Yerleşim etiketleme verileri
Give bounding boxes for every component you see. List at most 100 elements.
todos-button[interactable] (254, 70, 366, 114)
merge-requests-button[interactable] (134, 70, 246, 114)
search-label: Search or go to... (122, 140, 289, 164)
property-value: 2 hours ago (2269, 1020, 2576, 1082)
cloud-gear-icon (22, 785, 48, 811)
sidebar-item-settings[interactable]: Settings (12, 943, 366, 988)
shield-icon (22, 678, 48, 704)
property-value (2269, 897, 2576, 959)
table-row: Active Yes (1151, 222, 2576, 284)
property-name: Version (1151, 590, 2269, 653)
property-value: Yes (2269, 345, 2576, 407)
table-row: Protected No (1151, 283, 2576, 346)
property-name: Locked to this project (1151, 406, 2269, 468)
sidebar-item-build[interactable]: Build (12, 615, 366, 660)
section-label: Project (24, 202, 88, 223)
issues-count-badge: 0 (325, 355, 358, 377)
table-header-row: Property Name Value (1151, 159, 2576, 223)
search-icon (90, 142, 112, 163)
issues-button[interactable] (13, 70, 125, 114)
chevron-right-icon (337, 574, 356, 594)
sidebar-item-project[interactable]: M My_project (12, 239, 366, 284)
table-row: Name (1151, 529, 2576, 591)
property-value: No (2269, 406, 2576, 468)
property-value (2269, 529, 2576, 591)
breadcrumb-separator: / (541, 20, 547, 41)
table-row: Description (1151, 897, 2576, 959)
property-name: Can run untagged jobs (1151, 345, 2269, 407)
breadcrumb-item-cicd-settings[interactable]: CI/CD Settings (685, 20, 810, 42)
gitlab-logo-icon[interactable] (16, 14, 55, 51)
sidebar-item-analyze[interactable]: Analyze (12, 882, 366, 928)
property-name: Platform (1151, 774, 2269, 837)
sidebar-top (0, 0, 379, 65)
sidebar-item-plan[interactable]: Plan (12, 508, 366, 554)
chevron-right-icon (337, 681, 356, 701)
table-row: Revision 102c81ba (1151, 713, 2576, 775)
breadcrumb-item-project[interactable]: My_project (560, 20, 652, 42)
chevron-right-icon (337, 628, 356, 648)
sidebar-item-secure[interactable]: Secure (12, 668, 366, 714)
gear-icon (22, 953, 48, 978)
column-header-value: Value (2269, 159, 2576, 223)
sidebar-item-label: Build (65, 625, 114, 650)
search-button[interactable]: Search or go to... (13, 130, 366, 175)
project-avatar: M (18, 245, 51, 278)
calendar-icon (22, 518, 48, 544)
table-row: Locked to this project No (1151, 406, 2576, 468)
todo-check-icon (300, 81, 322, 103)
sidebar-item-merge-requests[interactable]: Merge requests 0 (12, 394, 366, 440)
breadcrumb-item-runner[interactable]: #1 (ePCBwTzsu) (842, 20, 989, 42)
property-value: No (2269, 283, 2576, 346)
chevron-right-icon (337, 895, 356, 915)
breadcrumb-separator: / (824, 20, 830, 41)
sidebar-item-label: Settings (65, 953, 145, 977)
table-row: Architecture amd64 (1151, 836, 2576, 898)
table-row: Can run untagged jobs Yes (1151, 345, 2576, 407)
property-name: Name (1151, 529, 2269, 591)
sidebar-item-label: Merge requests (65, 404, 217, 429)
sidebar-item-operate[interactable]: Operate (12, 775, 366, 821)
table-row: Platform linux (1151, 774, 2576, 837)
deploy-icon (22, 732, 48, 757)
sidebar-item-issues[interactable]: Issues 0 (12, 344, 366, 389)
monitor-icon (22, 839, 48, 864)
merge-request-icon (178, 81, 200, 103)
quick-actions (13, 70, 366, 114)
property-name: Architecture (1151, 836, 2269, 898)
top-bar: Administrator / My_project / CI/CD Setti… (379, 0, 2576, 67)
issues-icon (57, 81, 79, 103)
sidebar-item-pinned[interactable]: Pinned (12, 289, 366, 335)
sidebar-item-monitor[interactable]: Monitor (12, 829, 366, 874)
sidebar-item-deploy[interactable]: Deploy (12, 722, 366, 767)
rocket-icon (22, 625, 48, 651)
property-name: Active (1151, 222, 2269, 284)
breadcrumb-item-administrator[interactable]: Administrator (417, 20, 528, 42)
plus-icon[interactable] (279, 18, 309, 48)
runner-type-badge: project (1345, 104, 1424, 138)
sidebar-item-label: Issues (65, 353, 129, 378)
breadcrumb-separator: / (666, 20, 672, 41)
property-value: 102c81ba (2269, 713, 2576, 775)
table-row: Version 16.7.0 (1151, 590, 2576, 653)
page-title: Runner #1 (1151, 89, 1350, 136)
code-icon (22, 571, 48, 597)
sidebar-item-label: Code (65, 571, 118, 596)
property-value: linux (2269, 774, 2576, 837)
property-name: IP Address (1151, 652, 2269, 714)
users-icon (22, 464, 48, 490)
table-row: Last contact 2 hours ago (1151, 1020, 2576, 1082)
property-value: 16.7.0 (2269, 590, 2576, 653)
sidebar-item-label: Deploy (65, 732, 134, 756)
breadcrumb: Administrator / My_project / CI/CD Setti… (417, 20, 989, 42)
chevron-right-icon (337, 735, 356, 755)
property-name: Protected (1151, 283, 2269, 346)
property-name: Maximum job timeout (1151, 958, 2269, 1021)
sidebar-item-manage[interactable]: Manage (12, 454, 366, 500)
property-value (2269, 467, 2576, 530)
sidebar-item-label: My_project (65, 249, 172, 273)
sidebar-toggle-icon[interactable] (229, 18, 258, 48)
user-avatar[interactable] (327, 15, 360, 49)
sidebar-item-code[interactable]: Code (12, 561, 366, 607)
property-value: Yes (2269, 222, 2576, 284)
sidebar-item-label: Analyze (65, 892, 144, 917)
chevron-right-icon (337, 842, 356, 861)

## Yapılacak Görev
Yukarıdaki satırların tamamını hiçbir karakterini değiştirmeden aynen yazın.

## Çözülmüş Problem
Give bounding boxes for every component you see. List at most 100 elements.
todos-button[interactable] (254, 70, 366, 114)
merge-requests-button[interactable] (134, 70, 246, 114)
search-label: Search or go to... (122, 140, 289, 164)
property-value: 2 hours ago (2269, 1020, 2576, 1082)
cloud-gear-icon (22, 785, 48, 811)
sidebar-item-settings[interactable]: Settings (12, 943, 366, 988)
shield-icon (22, 678, 48, 704)
property-value (2269, 897, 2576, 959)
table-row: Active Yes (1151, 222, 2576, 284)
property-name: Version (1151, 590, 2269, 653)
property-value: Yes (2269, 345, 2576, 407)
table-row: Protected No (1151, 283, 2576, 346)
property-name: Locked to this project (1151, 406, 2269, 468)
sidebar-item-build[interactable]: Build (12, 615, 366, 660)
section-label: Project (24, 202, 88, 223)
issues-count-badge: 0 (325, 355, 358, 377)
table-header-row: Property Name Value (1151, 159, 2576, 223)
search-icon (90, 142, 112, 163)
issues-button[interactable] (13, 70, 125, 114)
chevron-right-icon (337, 574, 356, 594)
sidebar-item-project[interactable]: M My_project (12, 239, 366, 284)
table-row: Name (1151, 529, 2576, 591)
property-value: No (2269, 406, 2576, 468)
property-value (2269, 529, 2576, 591)
breadcrumb-separator: / (541, 20, 547, 41)
table-row: Description (1151, 897, 2576, 959)
property-name: Can run untagged jobs (1151, 345, 2269, 407)
breadcrumb-item-cicd-settings[interactable]: CI/CD Settings (685, 20, 810, 42)
gitlab-logo-icon[interactable] (16, 14, 55, 51)
sidebar-item-analyze[interactable]: Analyze (12, 882, 366, 928)
property-name: Platform (1151, 774, 2269, 837)
sidebar-top (0, 0, 379, 65)
sidebar-item-plan[interactable]: Plan (12, 508, 366, 554)
chevron-right-icon (337, 681, 356, 701)
table-row: Revision 102c81ba (1151, 713, 2576, 775)
breadcrumb-item-project[interactable]: My_project (560, 20, 652, 42)
chevron-right-icon (337, 628, 356, 648)
sidebar-item-secure[interactable]: Secure (12, 668, 366, 714)
gear-icon (22, 953, 48, 978)
column-header-value: Value (2269, 159, 2576, 223)
sidebar-item-label: Build (65, 625, 114, 650)
search-button[interactable]: Search or go to... (13, 130, 366, 175)
project-avatar: M (18, 245, 51, 278)
calendar-icon (22, 518, 48, 544)
table-row: Locked to this project No (1151, 406, 2576, 468)
todo-check-icon (300, 81, 322, 103)
sidebar-item-merge-requests[interactable]: Merge requests 0 (12, 394, 366, 440)
breadcrumb-item-runner[interactable]: #1 (ePCBwTzsu) (842, 20, 989, 42)
property-value: No (2269, 283, 2576, 346)
chevron-right-icon (337, 895, 356, 915)
breadcrumb-separator: / (824, 20, 830, 41)
sidebar-item-label: Settings (65, 953, 145, 977)
table-row: Architecture amd64 (1151, 836, 2576, 898)
table-row: Can run untagged jobs Yes (1151, 345, 2576, 407)
property-name: Name (1151, 529, 2269, 591)
sidebar-item-label: Merge requests (65, 404, 217, 429)
sidebar-item-operate[interactable]: Operate (12, 775, 366, 821)
table-row: Platform linux (1151, 774, 2576, 837)
deploy-icon (22, 732, 48, 757)
sidebar-item-issues[interactable]: Issues 0 (12, 344, 366, 389)
monitor-icon (22, 839, 48, 864)
merge-request-icon (178, 81, 200, 103)
quick-actions (13, 70, 366, 114)
property-name: Architecture (1151, 836, 2269, 898)
top-bar: Administrator / My_project / CI/CD Setti… (379, 0, 2576, 67)
issues-icon (57, 81, 79, 103)
sidebar-item-pinned[interactable]: Pinned (12, 289, 366, 335)
sidebar-item-monitor[interactable]: Monitor (12, 829, 366, 874)
sidebar-item-deploy[interactable]: Deploy (12, 722, 366, 767)
rocket-icon (22, 625, 48, 651)
property-name: Active (1151, 222, 2269, 284)
breadcrumb-item-administrator[interactable]: Administrator (417, 20, 528, 42)
plus-icon[interactable] (279, 18, 309, 48)
runner-type-badge: project (1345, 104, 1424, 138)
sidebar-item-label: Issues (65, 353, 129, 378)
breadcrumb-separator: / (666, 20, 672, 41)
property-value: 102c81ba (2269, 713, 2576, 775)
table-row: Version 16.7.0 (1151, 590, 2576, 653)
page-title: Runner #1 (1151, 89, 1350, 136)
code-icon (22, 571, 48, 597)
sidebar-item-label: Code (65, 571, 118, 596)
property-value: linux (2269, 774, 2576, 837)
property-name: IP Address (1151, 652, 2269, 714)
users-icon (22, 464, 48, 490)
table-row: Last contact 2 hours ago (1151, 1020, 2576, 1082)
property-value: 16.7.0 (2269, 590, 2576, 653)
sidebar-item-label: Deploy (65, 732, 134, 756)
breadcrumb: Administrator / My_project / CI/CD Setti… (417, 20, 989, 42)
chevron-right-icon (337, 735, 356, 755)
property-name: Protected (1151, 283, 2269, 346)
property-name: Maximum job timeout (1151, 958, 2269, 1021)
sidebar-item-manage[interactable]: Manage (12, 454, 366, 500)
property-value (2269, 467, 2576, 530)
sidebar-item-label: My_project (65, 249, 172, 273)
sidebar-toggle-icon[interactable] (229, 18, 258, 48)
user-avatar[interactable] (327, 15, 360, 49)
sidebar-item-code[interactable]: Code (12, 561, 366, 607)
property-value: Yes (2269, 222, 2576, 284)
sidebar-item-label: Analyze (65, 892, 144, 917)
chevron-right-icon (337, 842, 356, 861)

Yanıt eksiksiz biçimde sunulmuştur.